# Work instruction:
This exercise calls for every line of the listing below that contains the word "color".

# Available records:

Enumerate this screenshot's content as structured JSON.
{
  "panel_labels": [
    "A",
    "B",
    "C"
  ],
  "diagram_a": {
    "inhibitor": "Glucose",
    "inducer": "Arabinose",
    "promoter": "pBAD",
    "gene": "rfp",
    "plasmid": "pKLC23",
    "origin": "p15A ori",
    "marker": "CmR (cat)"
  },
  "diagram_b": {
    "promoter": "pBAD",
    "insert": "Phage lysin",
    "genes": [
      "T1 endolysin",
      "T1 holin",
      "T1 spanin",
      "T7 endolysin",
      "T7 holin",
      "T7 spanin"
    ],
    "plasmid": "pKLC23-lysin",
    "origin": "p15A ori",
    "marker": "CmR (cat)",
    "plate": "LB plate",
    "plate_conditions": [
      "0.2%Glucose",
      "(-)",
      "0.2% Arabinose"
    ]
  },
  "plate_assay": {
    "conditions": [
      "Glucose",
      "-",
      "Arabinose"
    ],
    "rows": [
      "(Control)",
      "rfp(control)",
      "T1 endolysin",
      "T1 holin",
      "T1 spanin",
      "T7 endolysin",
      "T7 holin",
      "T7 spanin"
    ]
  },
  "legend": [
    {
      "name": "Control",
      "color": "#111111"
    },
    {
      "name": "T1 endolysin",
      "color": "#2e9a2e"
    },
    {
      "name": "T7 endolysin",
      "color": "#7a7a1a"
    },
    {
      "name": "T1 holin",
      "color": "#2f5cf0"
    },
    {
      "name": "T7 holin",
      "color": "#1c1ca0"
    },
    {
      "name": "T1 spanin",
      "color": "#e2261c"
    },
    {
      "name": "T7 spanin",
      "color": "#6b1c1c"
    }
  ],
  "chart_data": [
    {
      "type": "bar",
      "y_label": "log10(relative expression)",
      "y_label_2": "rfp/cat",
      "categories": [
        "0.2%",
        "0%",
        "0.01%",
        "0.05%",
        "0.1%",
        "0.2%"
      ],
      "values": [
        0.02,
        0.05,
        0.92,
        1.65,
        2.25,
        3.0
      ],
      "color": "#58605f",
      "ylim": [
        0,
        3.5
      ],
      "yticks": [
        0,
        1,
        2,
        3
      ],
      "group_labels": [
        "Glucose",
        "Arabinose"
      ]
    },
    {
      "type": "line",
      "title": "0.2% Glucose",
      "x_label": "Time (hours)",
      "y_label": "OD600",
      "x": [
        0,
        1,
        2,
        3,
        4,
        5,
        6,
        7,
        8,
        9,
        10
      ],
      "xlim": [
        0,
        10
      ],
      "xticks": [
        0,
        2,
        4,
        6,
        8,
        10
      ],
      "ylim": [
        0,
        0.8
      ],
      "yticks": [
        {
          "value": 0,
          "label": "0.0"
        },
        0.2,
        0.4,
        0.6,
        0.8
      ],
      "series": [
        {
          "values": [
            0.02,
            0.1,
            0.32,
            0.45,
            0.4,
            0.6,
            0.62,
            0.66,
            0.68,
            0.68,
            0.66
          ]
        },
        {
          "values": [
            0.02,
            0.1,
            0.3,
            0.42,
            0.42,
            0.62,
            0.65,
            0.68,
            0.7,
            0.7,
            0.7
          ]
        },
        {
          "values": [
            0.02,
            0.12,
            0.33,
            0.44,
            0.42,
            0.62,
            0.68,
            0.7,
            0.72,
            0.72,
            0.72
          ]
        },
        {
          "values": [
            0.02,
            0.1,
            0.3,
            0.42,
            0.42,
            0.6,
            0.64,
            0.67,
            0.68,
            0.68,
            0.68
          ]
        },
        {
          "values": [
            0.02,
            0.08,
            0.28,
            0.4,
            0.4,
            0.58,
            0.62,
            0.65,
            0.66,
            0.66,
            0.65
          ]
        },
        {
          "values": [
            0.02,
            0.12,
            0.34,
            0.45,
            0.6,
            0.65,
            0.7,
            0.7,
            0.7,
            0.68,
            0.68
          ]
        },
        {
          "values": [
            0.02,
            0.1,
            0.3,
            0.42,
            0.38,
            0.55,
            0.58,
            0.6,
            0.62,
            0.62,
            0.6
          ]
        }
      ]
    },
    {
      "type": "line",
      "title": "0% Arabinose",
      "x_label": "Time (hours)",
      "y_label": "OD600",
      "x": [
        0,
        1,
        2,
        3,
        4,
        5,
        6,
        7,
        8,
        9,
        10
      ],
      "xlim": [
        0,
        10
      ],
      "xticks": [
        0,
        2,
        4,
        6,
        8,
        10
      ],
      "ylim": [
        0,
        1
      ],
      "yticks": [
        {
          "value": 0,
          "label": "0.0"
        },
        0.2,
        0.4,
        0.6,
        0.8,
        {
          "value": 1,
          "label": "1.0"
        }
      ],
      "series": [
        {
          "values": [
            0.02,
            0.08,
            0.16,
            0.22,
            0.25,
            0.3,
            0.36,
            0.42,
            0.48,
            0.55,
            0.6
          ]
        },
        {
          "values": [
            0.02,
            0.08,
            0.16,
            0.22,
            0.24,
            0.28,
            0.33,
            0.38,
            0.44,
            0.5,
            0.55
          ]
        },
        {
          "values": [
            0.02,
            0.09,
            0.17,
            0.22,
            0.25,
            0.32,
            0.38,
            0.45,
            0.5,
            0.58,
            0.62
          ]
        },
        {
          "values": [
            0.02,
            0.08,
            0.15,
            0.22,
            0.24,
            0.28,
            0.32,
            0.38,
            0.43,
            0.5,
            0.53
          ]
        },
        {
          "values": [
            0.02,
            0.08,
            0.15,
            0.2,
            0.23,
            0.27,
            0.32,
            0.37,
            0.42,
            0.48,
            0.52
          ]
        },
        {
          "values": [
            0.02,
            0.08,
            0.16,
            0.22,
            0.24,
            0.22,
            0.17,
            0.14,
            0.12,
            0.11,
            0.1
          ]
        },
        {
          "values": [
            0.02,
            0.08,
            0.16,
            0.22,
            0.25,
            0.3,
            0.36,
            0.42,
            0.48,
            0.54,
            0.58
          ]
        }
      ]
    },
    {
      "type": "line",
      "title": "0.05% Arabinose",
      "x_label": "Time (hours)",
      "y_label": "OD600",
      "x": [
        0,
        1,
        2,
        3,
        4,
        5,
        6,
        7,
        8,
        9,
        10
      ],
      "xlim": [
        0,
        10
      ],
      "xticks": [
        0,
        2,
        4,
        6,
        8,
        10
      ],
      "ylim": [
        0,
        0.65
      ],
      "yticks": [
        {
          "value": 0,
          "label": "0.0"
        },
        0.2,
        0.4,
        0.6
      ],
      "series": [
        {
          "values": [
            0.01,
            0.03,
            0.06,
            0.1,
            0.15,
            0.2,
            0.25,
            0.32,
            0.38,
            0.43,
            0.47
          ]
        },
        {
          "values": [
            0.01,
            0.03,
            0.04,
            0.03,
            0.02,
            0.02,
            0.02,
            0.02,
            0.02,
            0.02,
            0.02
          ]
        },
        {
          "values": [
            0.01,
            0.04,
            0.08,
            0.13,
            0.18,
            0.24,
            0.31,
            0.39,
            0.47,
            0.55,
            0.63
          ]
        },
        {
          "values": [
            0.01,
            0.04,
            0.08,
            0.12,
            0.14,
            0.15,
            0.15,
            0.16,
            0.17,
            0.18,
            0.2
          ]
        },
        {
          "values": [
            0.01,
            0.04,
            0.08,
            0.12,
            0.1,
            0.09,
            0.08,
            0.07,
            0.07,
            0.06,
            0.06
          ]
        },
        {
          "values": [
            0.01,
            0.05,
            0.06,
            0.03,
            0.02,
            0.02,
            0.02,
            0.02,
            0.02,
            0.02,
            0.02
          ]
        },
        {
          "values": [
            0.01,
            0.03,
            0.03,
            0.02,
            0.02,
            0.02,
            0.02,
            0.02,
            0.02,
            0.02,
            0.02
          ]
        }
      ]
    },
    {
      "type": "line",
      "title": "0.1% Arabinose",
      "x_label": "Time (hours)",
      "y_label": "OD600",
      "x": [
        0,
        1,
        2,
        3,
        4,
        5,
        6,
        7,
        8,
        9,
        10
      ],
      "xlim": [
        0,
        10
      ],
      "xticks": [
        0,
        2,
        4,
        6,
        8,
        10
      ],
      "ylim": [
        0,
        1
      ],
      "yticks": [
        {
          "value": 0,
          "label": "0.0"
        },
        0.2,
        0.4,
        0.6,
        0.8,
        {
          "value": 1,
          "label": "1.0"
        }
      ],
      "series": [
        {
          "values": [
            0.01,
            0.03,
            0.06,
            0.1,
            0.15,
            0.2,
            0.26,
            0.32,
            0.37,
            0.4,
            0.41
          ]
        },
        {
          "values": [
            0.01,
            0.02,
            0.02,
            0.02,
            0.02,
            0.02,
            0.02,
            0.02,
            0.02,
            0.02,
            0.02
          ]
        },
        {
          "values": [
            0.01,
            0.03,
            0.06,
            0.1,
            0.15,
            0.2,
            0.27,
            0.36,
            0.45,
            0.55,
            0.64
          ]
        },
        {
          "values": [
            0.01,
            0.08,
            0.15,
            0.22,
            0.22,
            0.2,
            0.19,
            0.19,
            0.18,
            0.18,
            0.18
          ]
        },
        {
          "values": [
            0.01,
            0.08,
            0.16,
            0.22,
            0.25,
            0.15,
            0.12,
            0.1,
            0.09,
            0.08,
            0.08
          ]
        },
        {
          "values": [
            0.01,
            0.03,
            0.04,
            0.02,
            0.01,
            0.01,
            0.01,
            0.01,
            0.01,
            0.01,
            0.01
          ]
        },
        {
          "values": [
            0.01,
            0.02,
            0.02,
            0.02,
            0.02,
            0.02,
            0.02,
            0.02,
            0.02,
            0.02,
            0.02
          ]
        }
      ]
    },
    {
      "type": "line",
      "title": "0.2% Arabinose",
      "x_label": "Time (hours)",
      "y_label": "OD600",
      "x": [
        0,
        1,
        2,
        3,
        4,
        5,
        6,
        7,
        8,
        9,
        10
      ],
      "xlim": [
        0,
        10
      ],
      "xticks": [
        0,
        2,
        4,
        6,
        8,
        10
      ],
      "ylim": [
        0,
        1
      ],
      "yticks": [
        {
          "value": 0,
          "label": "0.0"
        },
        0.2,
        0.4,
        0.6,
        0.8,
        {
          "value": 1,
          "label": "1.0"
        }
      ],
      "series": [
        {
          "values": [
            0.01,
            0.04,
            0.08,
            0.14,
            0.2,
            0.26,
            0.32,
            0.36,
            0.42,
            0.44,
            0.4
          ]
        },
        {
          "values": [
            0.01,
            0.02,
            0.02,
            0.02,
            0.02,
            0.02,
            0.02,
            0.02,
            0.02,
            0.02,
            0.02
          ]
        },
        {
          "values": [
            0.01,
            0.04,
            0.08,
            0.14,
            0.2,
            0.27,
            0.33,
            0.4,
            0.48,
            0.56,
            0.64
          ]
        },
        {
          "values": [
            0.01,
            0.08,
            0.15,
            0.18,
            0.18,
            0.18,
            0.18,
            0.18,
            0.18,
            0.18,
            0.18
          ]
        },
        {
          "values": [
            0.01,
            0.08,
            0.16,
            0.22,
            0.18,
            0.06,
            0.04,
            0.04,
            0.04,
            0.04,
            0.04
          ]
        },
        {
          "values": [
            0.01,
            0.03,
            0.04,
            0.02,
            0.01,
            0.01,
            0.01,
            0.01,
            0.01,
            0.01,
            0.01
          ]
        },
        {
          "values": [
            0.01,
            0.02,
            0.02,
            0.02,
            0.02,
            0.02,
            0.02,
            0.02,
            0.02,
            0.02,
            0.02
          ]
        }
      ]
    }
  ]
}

# Result of the exercise:
      "color": "#111111"
      "color": "#2e9a2e"
      "color": "#7a7a1a"
      "color": "#2f5cf0"
      "color": "#1c1ca0"
      "color": "#e2261c"
      "color": "#6b1c1c"
      "color": "#58605f",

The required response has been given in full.